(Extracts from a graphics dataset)
══════════════════════════════
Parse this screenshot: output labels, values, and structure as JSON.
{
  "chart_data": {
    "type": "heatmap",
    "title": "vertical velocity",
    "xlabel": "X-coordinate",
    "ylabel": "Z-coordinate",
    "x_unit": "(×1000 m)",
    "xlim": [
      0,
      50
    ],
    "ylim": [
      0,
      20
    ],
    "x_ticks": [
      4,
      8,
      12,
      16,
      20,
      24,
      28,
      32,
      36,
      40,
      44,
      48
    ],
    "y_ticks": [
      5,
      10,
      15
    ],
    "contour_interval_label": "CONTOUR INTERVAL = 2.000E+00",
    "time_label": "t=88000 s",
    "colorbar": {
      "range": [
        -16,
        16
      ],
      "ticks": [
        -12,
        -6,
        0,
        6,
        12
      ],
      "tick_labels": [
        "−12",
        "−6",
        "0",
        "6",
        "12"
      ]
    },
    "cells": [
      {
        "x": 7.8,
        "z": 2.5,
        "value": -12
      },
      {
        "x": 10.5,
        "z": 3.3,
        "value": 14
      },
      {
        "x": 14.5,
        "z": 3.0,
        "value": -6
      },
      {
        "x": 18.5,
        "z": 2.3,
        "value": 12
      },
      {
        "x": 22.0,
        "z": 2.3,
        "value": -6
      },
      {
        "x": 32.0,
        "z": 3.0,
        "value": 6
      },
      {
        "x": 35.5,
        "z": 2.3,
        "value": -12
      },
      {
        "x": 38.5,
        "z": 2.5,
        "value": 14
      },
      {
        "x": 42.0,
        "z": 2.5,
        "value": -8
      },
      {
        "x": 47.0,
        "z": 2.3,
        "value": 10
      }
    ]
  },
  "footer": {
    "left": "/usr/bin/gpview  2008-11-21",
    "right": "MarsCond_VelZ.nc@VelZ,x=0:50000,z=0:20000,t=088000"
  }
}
══════════════════════════════
- [Written problem]
Pull every line containing "coordinate" from the data.

- [Exercise solution]
    "xlabel": "X-coordinate",
    "ylabel": "Z-coordinate",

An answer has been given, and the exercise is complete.